**** INPUT

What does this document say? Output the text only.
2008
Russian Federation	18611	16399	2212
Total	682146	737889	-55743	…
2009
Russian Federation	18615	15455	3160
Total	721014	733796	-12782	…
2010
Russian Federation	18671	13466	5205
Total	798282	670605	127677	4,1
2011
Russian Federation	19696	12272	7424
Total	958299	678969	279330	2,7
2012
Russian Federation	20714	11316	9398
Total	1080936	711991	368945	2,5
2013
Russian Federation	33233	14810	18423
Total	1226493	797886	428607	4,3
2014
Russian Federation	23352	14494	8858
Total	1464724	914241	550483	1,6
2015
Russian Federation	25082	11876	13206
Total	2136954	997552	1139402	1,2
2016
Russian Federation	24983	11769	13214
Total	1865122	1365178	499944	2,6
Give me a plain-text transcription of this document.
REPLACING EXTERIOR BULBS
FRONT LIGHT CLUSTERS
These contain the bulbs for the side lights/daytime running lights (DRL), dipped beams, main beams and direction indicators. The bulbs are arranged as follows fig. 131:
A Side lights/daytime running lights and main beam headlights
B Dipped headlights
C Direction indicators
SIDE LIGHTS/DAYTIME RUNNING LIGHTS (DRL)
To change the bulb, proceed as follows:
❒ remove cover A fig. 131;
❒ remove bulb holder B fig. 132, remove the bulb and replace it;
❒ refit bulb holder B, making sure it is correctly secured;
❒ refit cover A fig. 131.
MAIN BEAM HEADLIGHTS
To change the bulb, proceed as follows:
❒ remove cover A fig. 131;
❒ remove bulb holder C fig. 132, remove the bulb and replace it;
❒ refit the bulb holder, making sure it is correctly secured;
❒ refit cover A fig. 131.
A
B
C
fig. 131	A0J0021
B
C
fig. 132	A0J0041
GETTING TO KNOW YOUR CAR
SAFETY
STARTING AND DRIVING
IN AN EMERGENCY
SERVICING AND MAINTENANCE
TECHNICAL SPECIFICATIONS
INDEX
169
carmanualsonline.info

********

• [WORK INSTRUCTIONS]: List the lines that contain the word "holder".

• [THE OUTPUT]:
❒ remove bulb holder B fig. 132, remove the bulb and replace it;
❒ refit bulb holder B, making sure it is correctly secured;
❒ remove bulb holder C fig. 132, remove the bulb and replace it;
❒ refit the bulb holder, making sure it is correctly secured;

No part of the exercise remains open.